(Task to carry out) Every line below that mentions the word "marker" should be copied out.

(Data provided)
◆ ◆ ◆ ◆ ◆

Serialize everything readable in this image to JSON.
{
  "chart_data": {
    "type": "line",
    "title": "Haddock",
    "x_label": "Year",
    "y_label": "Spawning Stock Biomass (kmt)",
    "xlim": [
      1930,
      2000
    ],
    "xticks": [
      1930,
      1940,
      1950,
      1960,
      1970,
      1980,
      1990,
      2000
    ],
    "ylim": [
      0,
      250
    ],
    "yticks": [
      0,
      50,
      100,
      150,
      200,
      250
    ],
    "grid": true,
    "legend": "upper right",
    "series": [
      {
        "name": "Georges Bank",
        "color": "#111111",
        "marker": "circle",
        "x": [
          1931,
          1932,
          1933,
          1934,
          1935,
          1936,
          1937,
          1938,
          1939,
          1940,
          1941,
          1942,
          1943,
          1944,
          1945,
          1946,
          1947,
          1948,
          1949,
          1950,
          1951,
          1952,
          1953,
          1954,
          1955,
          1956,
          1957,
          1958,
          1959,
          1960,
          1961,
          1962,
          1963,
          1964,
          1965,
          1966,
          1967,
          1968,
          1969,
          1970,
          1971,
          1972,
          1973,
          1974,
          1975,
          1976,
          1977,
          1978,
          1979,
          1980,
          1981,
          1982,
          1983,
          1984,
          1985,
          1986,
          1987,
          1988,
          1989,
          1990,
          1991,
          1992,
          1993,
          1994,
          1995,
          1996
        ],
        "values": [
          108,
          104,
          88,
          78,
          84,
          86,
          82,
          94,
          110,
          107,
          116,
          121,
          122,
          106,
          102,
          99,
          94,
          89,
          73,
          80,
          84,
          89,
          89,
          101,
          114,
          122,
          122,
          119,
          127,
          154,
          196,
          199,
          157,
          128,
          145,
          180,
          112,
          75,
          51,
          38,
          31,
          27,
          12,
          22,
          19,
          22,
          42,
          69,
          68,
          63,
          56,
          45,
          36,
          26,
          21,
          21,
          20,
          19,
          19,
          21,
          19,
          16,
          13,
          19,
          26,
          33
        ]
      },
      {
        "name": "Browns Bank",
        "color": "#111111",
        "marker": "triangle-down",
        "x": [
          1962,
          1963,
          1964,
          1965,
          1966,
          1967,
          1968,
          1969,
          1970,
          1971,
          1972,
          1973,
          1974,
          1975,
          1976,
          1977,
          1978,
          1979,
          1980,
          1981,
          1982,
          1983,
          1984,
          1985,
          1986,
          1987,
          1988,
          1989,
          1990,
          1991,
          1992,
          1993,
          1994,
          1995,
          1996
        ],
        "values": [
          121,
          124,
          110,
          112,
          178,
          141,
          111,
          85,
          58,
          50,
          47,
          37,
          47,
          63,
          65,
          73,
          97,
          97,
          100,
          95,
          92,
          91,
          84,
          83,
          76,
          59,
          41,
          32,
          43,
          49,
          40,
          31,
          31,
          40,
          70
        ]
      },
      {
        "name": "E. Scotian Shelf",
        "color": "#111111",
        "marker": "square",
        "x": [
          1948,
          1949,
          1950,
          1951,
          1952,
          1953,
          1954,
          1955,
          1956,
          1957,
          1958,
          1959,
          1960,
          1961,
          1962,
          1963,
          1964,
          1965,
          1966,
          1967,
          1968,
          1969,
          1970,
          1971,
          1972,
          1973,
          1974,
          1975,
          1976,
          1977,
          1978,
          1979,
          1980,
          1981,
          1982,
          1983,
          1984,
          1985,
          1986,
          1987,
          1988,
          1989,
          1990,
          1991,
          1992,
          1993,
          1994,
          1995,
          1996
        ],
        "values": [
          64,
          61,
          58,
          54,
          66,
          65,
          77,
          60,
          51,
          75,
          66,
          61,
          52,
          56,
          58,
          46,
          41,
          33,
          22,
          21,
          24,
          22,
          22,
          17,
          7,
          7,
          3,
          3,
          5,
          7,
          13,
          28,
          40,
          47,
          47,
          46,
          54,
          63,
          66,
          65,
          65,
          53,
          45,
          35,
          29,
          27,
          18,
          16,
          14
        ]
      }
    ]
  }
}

◆ ◆ ◆ ◆ ◆

(Reply)
        "marker": "circle",
        "marker": "triangle-down",
        "marker": "square",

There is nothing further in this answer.